+++ EXTRACTED DATA
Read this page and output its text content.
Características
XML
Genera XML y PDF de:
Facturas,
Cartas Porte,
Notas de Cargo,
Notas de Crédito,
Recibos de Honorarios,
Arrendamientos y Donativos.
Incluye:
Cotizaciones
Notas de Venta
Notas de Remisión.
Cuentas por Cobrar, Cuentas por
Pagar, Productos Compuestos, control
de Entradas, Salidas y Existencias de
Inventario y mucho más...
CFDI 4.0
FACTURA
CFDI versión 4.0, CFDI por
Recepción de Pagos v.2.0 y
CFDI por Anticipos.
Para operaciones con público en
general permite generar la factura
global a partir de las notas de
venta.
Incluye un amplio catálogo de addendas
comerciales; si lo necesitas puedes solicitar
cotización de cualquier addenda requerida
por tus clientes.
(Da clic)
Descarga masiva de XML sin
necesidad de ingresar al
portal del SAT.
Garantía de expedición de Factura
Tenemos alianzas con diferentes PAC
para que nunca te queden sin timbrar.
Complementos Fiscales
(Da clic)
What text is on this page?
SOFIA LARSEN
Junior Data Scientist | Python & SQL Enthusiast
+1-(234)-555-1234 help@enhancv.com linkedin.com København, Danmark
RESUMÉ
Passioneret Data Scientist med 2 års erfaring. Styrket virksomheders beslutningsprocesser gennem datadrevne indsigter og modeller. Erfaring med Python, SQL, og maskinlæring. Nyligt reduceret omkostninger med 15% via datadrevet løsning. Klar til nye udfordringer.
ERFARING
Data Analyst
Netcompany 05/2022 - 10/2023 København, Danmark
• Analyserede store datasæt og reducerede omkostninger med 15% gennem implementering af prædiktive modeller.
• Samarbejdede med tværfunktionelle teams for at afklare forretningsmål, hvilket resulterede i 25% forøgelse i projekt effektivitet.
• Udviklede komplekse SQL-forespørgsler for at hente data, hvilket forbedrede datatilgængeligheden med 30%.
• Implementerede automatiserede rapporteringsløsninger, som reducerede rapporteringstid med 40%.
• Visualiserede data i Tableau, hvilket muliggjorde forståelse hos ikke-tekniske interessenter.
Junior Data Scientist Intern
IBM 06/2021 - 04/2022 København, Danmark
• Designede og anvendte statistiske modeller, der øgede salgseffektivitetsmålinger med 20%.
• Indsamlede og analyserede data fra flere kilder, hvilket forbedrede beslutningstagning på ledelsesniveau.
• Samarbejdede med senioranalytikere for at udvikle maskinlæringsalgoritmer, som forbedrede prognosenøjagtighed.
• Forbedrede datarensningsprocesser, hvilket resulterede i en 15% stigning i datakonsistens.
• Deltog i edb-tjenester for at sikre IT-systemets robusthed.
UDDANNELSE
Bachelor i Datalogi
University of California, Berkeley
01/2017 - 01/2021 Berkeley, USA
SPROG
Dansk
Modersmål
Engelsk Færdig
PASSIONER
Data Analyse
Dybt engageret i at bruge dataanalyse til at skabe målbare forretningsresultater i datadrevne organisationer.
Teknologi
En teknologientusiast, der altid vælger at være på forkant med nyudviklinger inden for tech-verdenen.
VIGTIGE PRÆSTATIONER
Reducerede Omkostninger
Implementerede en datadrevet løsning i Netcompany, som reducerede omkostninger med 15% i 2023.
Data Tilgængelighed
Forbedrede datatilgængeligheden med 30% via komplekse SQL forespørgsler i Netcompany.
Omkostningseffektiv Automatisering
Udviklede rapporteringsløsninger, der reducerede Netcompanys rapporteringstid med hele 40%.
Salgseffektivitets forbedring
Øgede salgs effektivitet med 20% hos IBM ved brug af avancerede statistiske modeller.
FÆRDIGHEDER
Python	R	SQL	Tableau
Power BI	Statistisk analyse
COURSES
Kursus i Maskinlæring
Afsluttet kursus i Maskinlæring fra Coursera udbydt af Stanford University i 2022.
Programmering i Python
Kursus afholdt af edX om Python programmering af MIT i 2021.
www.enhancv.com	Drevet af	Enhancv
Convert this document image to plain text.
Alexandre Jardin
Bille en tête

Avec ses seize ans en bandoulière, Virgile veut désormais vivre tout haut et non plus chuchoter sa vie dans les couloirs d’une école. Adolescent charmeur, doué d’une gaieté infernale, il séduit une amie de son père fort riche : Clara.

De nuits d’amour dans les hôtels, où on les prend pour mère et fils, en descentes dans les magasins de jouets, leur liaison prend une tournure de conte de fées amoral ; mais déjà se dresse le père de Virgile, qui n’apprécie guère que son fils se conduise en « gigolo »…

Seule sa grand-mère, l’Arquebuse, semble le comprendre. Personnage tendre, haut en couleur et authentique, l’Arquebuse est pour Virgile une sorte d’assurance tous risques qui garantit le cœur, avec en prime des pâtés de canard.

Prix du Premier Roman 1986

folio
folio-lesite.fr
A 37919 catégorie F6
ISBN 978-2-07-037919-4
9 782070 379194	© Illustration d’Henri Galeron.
++++++
YOUR GOAL: Write the listing out again, exactly as shown above.

WRITTEN SOLUTION:
Read this page and output its text content.
Características
XML
Genera XML y PDF de:
Facturas,
Cartas Porte,
Notas de Cargo,
Notas de Crédito,
Recibos de Honorarios,
Arrendamientos y Donativos.
Incluye:
Cotizaciones
Notas de Venta
Notas de Remisión.
Cuentas por Cobrar, Cuentas por
Pagar, Productos Compuestos, control
de Entradas, Salidas y Existencias de
Inventario y mucho más...
CFDI 4.0
FACTURA
CFDI versión 4.0, CFDI por
Recepción de Pagos v.2.0 y
CFDI por Anticipos.
Para operaciones con público en
general permite generar la factura
global a partir de las notas de
venta.
Incluye un amplio catálogo de addendas
comerciales; si lo necesitas puedes solicitar
cotización de cualquier addenda requerida
por tus clientes.
(Da clic)
Descarga masiva de XML sin
necesidad de ingresar al
portal del SAT.
Garantía de expedición de Factura
Tenemos alianzas con diferentes PAC
para que nunca te queden sin timbrar.
Complementos Fiscales
(Da clic)
What text is on this page?
SOFIA LARSEN
Junior Data Scientist | Python & SQL Enthusiast
+1-(234)-555-1234 help@enhancv.com linkedin.com København, Danmark
RESUMÉ
Passioneret Data Scientist med 2 års erfaring. Styrket virksomheders beslutningsprocesser gennem datadrevne indsigter og modeller. Erfaring med Python, SQL, og maskinlæring. Nyligt reduceret omkostninger med 15% via datadrevet løsning. Klar til nye udfordringer.
ERFARING
Data Analyst
Netcompany 05/2022 - 10/2023 København, Danmark
• Analyserede store datasæt og reducerede omkostninger med 15% gennem implementering af prædiktive modeller.
• Samarbejdede med tværfunktionelle teams for at afklare forretningsmål, hvilket resulterede i 25% forøgelse i projekt effektivitet.
• Udviklede komplekse SQL-forespørgsler for at hente data, hvilket forbedrede datatilgængeligheden med 30%.
• Implementerede automatiserede rapporteringsløsninger, som reducerede rapporteringstid med 40%.
• Visualiserede data i Tableau, hvilket muliggjorde forståelse hos ikke-tekniske interessenter.
Junior Data Scientist Intern
IBM 06/2021 - 04/2022 København, Danmark
• Designede og anvendte statistiske modeller, der øgede salgseffektivitetsmålinger med 20%.
• Indsamlede og analyserede data fra flere kilder, hvilket forbedrede beslutningstagning på ledelsesniveau.
• Samarbejdede med senioranalytikere for at udvikle maskinlæringsalgoritmer, som forbedrede prognosenøjagtighed.
• Forbedrede datarensningsprocesser, hvilket resulterede i en 15% stigning i datakonsistens.
• Deltog i edb-tjenester for at sikre IT-systemets robusthed.
UDDANNELSE
Bachelor i Datalogi
University of California, Berkeley
01/2017 - 01/2021 Berkeley, USA
SPROG
Dansk
Modersmål
Engelsk Færdig
PASSIONER
Data Analyse
Dybt engageret i at bruge dataanalyse til at skabe målbare forretningsresultater i datadrevne organisationer.
Teknologi
En teknologientusiast, der altid vælger at være på forkant med nyudviklinger inden for tech-verdenen.
VIGTIGE PRÆSTATIONER
Reducerede Omkostninger
Implementerede en datadrevet løsning i Netcompany, som reducerede omkostninger med 15% i 2023.
Data Tilgængelighed
Forbedrede datatilgængeligheden med 30% via komplekse SQL forespørgsler i Netcompany.
Omkostningseffektiv Automatisering
Udviklede rapporteringsløsninger, der reducerede Netcompanys rapporteringstid med hele 40%.
Salgseffektivitets forbedring
Øgede salgs effektivitet med 20% hos IBM ved brug af avancerede statistiske modeller.
FÆRDIGHEDER
Python	R	SQL	Tableau
Power BI	Statistisk analyse
COURSES
Kursus i Maskinlæring
Afsluttet kursus i Maskinlæring fra Coursera udbydt af Stanford University i 2022.
Programmering i Python
Kursus afholdt af edX om Python programmering af MIT i 2021.
www.enhancv.com	Drevet af	Enhancv
Convert this document image to plain text.
Alexandre Jardin
Bille en tête

Avec ses seize ans en bandoulière, Virgile veut désormais vivre tout haut et non plus chuchoter sa vie dans les couloirs d’une école. Adolescent charmeur, doué d’une gaieté infernale, il séduit une amie de son père fort riche : Clara.

De nuits d’amour dans les hôtels, où on les prend pour mère et fils, en descentes dans les magasins de jouets, leur liaison prend une tournure de conte de fées amoral ; mais déjà se dresse le père de Virgile, qui n’apprécie guère que son fils se conduise en « gigolo »…

Seule sa grand-mère, l’Arquebuse, semble le comprendre. Personnage tendre, haut en couleur et authentique, l’Arquebuse est pour Virgile une sorte d’assurance tous risques qui garantit le cœur, avec en prime des pâtés de canard.

Prix du Premier Roman 1986

folio
folio-lesite.fr
A 37919 catégorie F6
ISBN 978-2-07-037919-4
9 782070 379194	© Illustration d’Henri Galeron.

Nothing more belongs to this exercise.